- [STATED TASK]:
Show every line below where "Efficiency" can be found.

- [THE DATA]:
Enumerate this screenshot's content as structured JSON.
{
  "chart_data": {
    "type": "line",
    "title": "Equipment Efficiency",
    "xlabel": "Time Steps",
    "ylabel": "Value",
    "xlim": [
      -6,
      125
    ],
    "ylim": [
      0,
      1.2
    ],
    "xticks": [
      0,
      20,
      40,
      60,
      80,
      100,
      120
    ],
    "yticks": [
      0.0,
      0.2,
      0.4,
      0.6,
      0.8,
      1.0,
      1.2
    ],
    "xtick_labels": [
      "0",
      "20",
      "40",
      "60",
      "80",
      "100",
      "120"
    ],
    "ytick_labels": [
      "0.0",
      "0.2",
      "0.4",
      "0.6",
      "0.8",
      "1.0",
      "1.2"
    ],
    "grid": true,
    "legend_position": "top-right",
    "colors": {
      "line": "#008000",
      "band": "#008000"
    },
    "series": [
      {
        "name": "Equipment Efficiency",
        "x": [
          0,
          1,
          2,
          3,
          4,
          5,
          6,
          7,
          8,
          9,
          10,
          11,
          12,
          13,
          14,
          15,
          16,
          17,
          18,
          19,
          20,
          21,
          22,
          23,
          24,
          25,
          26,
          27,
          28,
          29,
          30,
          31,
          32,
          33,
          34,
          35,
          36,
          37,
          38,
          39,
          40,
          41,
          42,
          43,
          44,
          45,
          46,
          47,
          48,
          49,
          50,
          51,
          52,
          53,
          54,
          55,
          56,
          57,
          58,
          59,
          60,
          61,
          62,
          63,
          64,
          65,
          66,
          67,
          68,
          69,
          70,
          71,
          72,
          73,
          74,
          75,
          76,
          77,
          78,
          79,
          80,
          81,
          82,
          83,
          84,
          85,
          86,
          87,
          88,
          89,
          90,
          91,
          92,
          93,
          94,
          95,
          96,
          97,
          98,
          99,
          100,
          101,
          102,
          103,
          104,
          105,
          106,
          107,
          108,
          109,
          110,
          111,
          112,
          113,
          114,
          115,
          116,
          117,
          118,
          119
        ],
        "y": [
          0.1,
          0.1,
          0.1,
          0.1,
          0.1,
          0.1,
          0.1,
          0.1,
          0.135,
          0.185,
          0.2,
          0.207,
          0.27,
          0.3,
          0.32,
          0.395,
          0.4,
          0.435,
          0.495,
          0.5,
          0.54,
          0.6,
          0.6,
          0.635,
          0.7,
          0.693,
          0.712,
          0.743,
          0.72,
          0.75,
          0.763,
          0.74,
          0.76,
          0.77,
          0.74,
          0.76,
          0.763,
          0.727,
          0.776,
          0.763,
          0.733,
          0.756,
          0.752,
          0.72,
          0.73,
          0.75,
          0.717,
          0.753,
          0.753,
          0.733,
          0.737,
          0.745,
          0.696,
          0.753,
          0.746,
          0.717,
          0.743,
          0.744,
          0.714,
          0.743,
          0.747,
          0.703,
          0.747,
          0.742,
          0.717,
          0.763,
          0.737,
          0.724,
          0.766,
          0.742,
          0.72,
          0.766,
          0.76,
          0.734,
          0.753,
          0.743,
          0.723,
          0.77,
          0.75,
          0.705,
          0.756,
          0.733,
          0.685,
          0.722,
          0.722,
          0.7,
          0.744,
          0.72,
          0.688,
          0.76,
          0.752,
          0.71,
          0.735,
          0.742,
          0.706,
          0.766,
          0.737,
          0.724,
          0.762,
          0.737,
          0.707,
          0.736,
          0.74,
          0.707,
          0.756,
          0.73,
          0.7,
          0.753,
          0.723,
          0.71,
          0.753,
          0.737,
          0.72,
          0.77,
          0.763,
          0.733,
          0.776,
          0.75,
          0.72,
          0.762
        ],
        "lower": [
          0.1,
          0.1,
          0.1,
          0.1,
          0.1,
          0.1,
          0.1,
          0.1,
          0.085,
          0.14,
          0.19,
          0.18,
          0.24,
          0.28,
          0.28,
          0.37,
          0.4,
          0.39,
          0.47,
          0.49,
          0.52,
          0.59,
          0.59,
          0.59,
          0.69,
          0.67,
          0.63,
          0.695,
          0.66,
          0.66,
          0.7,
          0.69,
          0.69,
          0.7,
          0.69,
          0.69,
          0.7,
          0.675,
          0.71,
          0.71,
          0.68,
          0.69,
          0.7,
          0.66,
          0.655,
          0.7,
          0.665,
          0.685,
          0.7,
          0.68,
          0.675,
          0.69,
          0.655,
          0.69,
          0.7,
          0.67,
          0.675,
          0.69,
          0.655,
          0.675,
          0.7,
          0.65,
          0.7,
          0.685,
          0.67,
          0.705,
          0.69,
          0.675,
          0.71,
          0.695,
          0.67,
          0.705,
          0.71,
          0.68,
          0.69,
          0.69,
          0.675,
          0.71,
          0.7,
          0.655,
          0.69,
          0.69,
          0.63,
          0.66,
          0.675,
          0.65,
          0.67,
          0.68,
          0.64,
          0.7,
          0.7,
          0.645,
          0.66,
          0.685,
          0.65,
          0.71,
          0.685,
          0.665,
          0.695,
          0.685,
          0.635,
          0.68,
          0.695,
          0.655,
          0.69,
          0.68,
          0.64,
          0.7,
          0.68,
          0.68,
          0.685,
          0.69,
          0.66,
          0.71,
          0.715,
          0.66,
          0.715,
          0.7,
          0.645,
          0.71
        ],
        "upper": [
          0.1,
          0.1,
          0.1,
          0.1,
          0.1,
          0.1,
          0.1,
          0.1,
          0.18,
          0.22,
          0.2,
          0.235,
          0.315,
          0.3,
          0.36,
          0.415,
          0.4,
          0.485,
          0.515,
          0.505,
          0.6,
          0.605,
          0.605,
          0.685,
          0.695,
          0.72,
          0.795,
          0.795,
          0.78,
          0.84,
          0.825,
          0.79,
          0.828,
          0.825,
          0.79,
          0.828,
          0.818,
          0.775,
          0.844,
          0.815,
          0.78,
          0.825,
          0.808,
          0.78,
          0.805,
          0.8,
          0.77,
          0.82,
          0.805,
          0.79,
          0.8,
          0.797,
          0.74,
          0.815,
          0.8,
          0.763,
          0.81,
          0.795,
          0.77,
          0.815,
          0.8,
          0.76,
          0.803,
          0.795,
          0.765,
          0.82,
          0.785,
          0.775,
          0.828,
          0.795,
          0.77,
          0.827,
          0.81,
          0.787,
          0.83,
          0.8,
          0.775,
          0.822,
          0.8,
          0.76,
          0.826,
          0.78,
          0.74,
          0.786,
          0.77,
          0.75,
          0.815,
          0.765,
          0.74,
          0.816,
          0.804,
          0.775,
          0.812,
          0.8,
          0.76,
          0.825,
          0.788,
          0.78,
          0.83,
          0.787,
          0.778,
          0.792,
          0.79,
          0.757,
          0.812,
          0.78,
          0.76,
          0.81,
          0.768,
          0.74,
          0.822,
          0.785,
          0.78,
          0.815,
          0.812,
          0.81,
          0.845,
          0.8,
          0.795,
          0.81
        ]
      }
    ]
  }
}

- [TASK ANSWER]:
    "title": "Equipment Efficiency",
        "name": "Equipment Efficiency",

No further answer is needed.